Exercise brief: Copy all the entries word for word, but omit the pictures.

Begin Data provided

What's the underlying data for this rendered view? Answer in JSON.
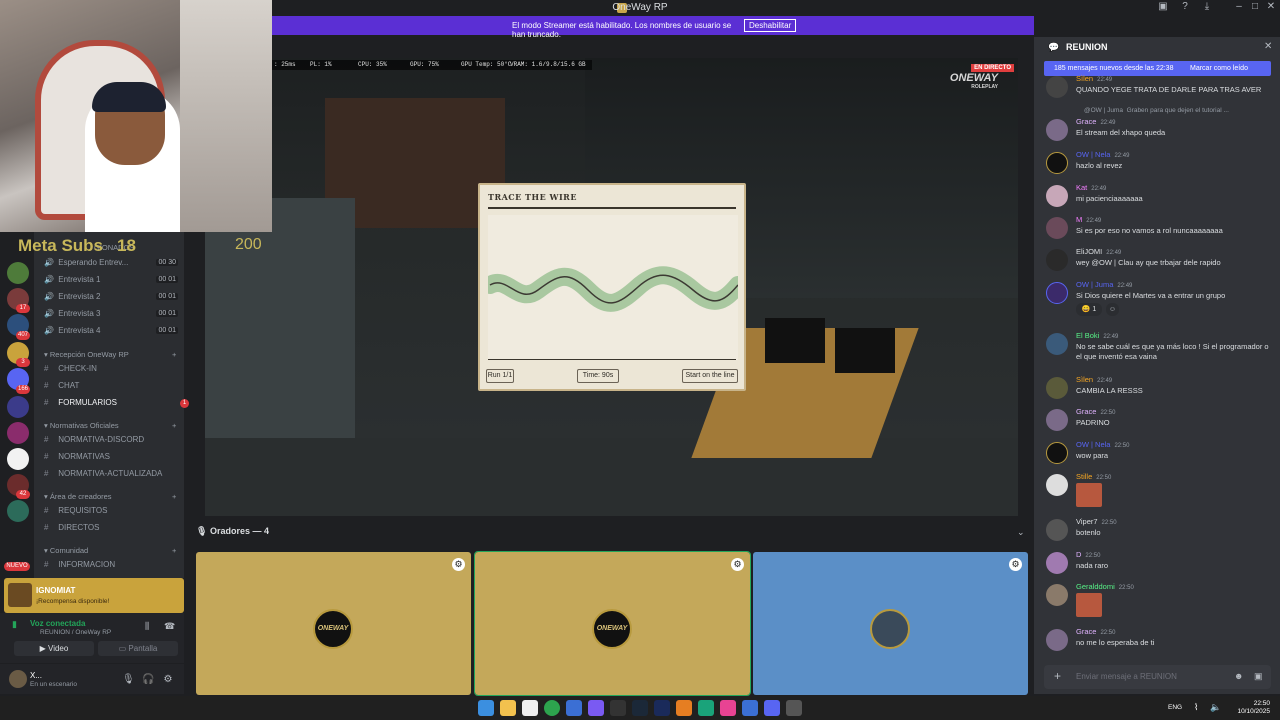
{
  "titlebar": {
    "title": "OneWay RP"
  },
  "banner": {
    "message": "El modo Streamer está habilitado. Los nombres de usuario se han truncado.",
    "button": "Deshabilitar"
  },
  "overlay": {
    "metasubs_label": "Meta Subs",
    "metasubs_value": "18",
    "score": "200"
  },
  "perf": {
    "ping": ": 25ms",
    "pl": "PL: 1%",
    "cpu": "CPU: 35%",
    "gpu": "GPU: 75%",
    "gputemp": "GPU Temp: 50°C",
    "vram": "VRAM: 1.6/9.8/15.6 GB"
  },
  "stream": {
    "live": "EN DIRECTO",
    "logo": "ONEWAY",
    "logo_sub": "ROLEPLAY"
  },
  "guild_badges": [
    "17",
    "407",
    "3",
    "166",
    "42",
    "NUEVO"
  ],
  "channels": {
    "header_fragment": "GIONADOS",
    "voice": [
      {
        "label": "Esperando Entrev...",
        "a": "00",
        "b": "30"
      },
      {
        "label": "Entrevista 1",
        "a": "00",
        "b": "01"
      },
      {
        "label": "Entrevista 2",
        "a": "00",
        "b": "01"
      },
      {
        "label": "Entrevista 3",
        "a": "00",
        "b": "01"
      },
      {
        "label": "Entrevista 4",
        "a": "00",
        "b": "01"
      }
    ],
    "cat_recepcion": "Recepción OneWay RP",
    "recepcion": [
      "CHECK-IN",
      "CHAT",
      "FORMULARIOS"
    ],
    "formularios_badge": "1",
    "cat_normativas": "Normativas Oficiales",
    "normativas": [
      "NORMATIVA-DISCORD",
      "NORMATIVAS",
      "NORMATIVA-ACTUALIZADA"
    ],
    "cat_creadores": "Área de creadores",
    "creadores": [
      "REQUISITOS",
      "DIRECTOS"
    ],
    "cat_comunidad": "Comunidad",
    "comunidad": [
      "INFORMACION"
    ]
  },
  "nowplaying": {
    "title": "IGNOMIAT",
    "subtitle": "¡Recompensa disponible!"
  },
  "voice_panel": {
    "status": "Voz conectada",
    "location": "REUNION  / OneWay RP",
    "video": "Video",
    "screen": "Pantalla"
  },
  "user": {
    "name": "X...",
    "status": "En un escenario"
  },
  "minigame": {
    "title": "TRACE THE WIRE",
    "run": "Run 1/1",
    "time": "Time: 90s",
    "start": "Start on the line"
  },
  "speakers": {
    "header": "Oradores — 4",
    "tiles": [
      {
        "logo": "ONEWAY",
        "color": "#c4a85a"
      },
      {
        "logo": "ONEWAY",
        "color": "#c4a85a"
      },
      {
        "logo": "",
        "color": "#5b8fc7"
      }
    ]
  },
  "chat": {
    "title": "REUNION",
    "new_messages": "185 mensajes nuevos desde las 22:38",
    "mark_read": "Marcar como leído",
    "reply_fragment": "@OW | Juma",
    "reply_text": "Graben para que dejen el tutorial ...",
    "messages": [
      {
        "name": "Sìlen",
        "color": "#f5a623",
        "time": "22:49",
        "text": "QUANDO YEGE TRATA DE DARLE PARA TRAS AVER"
      },
      {
        "name": "Grace",
        "color": "#e0b3ff",
        "time": "22:49",
        "text": "El stream del xhapo queda"
      },
      {
        "name": "OW | Nela",
        "color": "#5865f2",
        "time": "22:49",
        "text": "hazlo al revez"
      },
      {
        "name": "Kat",
        "color": "#f47fff",
        "time": "22:49",
        "text": "mi pacienciaaaaaaa"
      },
      {
        "name": "M",
        "color": "#f47fff",
        "time": "22:49",
        "text": "Si es por eso no vamos a rol nuncaaaaaaaa"
      },
      {
        "name": "EliJOMI",
        "color": "#dbdee1",
        "time": "22:49",
        "text": "wey @OW | Clau ay que trbajar dele rapido"
      },
      {
        "name": "OW | Juma",
        "color": "#5865f2",
        "time": "22:49",
        "text": "Si Dios quiere el Martes va a entrar un grupo"
      },
      {
        "name": "El Boki",
        "color": "#57f287",
        "time": "22:49",
        "text": "No se sabe cuál es que ya más loco ! Si el programador o el que inventó esa vaina"
      },
      {
        "name": "Sìlen",
        "color": "#f5a623",
        "time": "22:49",
        "text": "CAMBIA LA RESSS"
      },
      {
        "name": "Grace",
        "color": "#e0b3ff",
        "time": "22:50",
        "text": "PADRINO"
      },
      {
        "name": "OW | Nela",
        "color": "#5865f2",
        "time": "22:50",
        "text": "wow para"
      },
      {
        "name": "Stille",
        "color": "#f5a623",
        "time": "22:50",
        "text": ""
      },
      {
        "name": "Viper7",
        "color": "#dbdee1",
        "time": "22:50",
        "text": "botenlo"
      },
      {
        "name": "D",
        "color": "#e0b3ff",
        "time": "22:50",
        "text": "nada raro"
      },
      {
        "name": "Geralddomi",
        "color": "#57f287",
        "time": "22:50",
        "text": ""
      },
      {
        "name": "Grace",
        "color": "#e0b3ff",
        "time": "22:50",
        "text": "no me lo esperaba de ti"
      }
    ],
    "reaction_count": "1",
    "input_placeholder": "Enviar mensaje a  REUNION"
  },
  "taskbar": {
    "lang": "ENG",
    "time": "22:50",
    "date": "10/10/2025"
  }
}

End Data provided

The result:
What's the underlying data for this rendered view? Answer in JSON.
{
  "titlebar": {
    "title": "OneWay RP"
  },
  "banner": {
    "message": "El modo Streamer está habilitado. Los nombres de usuario se han truncado.",
    "button": "Deshabilitar"
  },
  "overlay": {
    "metasubs_label": "Meta Subs",
    "metasubs_value": "18",
    "score": "200"
  },
  "perf": {
    "ping": ": 25ms",
    "pl": "PL: 1%",
    "cpu": "CPU: 35%",
    "gpu": "GPU: 75%",
    "gputemp": "GPU Temp: 50°C",
    "vram": "VRAM: 1.6/9.8/15.6 GB"
  },
  "stream": {
    "live": "EN DIRECTO",
    "logo": "ONEWAY",
    "logo_sub": "ROLEPLAY"
  },
  "guild_badges": [
    "17",
    "407",
    "3",
    "166",
    "42",
    "NUEVO"
  ],
  "channels": {
    "header_fragment": "GIONADOS",
    "voice": [
      {
        "label": "Esperando Entrev...",
        "a": "00",
        "b": "30"
      },
      {
        "label": "Entrevista 1",
        "a": "00",
        "b": "01"
      },
      {
        "label": "Entrevista 2",
        "a": "00",
        "b": "01"
      },
      {
        "label": "Entrevista 3",
        "a": "00",
        "b": "01"
      },
      {
        "label": "Entrevista 4",
        "a": "00",
        "b": "01"
      }
    ],
    "cat_recepcion": "Recepción OneWay RP",
    "recepcion": [
      "CHECK-IN",
      "CHAT",
      "FORMULARIOS"
    ],
    "formularios_badge": "1",
    "cat_normativas": "Normativas Oficiales",
    "normativas": [
      "NORMATIVA-DISCORD",
      "NORMATIVAS",
      "NORMATIVA-ACTUALIZADA"
    ],
    "cat_creadores": "Área de creadores",
    "creadores": [
      "REQUISITOS",
      "DIRECTOS"
    ],
    "cat_comunidad": "Comunidad",
    "comunidad": [
      "INFORMACION"
    ]
  },
  "nowplaying": {
    "title": "IGNOMIAT",
    "subtitle": "¡Recompensa disponible!"
  },
  "voice_panel": {
    "status": "Voz conectada",
    "location": "REUNION  / OneWay RP",
    "video": "Video",
    "screen": "Pantalla"
  },
  "user": {
    "name": "X...",
    "status": "En un escenario"
  },
  "minigame": {
    "title": "TRACE THE WIRE",
    "run": "Run 1/1",
    "time": "Time: 90s",
    "start": "Start on the line"
  },
  "speakers": {
    "header": "Oradores — 4",
    "tiles": [
      {
        "logo": "ONEWAY",
        "color": "#c4a85a"
      },
      {
        "logo": "ONEWAY",
        "color": "#c4a85a"
      },
      {
        "logo": "",
        "color": "#5b8fc7"
      }
    ]
  },
  "chat": {
    "title": "REUNION",
    "new_messages": "185 mensajes nuevos desde las 22:38",
    "mark_read": "Marcar como leído",
    "reply_fragment": "@OW | Juma",
    "reply_text": "Graben para que dejen el tutorial ...",
    "messages": [
      {
        "name": "Sìlen",
        "color": "#f5a623",
        "time": "22:49",
        "text": "QUANDO YEGE TRATA DE DARLE PARA TRAS AVER"
      },
      {
        "name": "Grace",
        "color": "#e0b3ff",
        "time": "22:49",
        "text": "El stream del xhapo queda"
      },
      {
        "name": "OW | Nela",
        "color": "#5865f2",
        "time": "22:49",
        "text": "hazlo al revez"
      },
      {
        "name": "Kat",
        "color": "#f47fff",
        "time": "22:49",
        "text": "mi pacienciaaaaaaa"
      },
      {
        "name": "M",
        "color": "#f47fff",
        "time": "22:49",
        "text": "Si es por eso no vamos a rol nuncaaaaaaaa"
      },
      {
        "name": "EliJOMI",
        "color": "#dbdee1",
        "time": "22:49",
        "text": "wey @OW | Clau ay que trbajar dele rapido"
      },
      {
        "name": "OW | Juma",
        "color": "#5865f2",
        "time": "22:49",
        "text": "Si Dios quiere el Martes va a entrar un grupo"
      },
      {
        "name": "El Boki",
        "color": "#57f287",
        "time": "22:49",
        "text": "No se sabe cuál es que ya más loco ! Si el programador o el que inventó esa vaina"
      },
      {
        "name": "Sìlen",
        "color": "#f5a623",
        "time": "22:49",
        "text": "CAMBIA LA RESSS"
      },
      {
        "name": "Grace",
        "color": "#e0b3ff",
        "time": "22:50",
        "text": "PADRINO"
      },
      {
        "name": "OW | Nela",
        "color": "#5865f2",
        "time": "22:50",
        "text": "wow para"
      },
      {
        "name": "Stille",
        "color": "#f5a623",
        "time": "22:50",
        "text": ""
      },
      {
        "name": "Viper7",
        "color": "#dbdee1",
        "time": "22:50",
        "text": "botenlo"
      },
      {
        "name": "D",
        "color": "#e0b3ff",
        "time": "22:50",
        "text": "nada raro"
      },
      {
        "name": "Geralddomi",
        "color": "#57f287",
        "time": "22:50",
        "text": ""
      },
      {
        "name": "Grace",
        "color": "#e0b3ff",
        "time": "22:50",
        "text": "no me lo esperaba de ti"
      }
    ],
    "reaction_count": "1",
    "input_placeholder": "Enviar mensaje a  REUNION"
  },
  "taskbar": {
    "lang": "ENG",
    "time": "22:50",
    "date": "10/10/2025"
  }
}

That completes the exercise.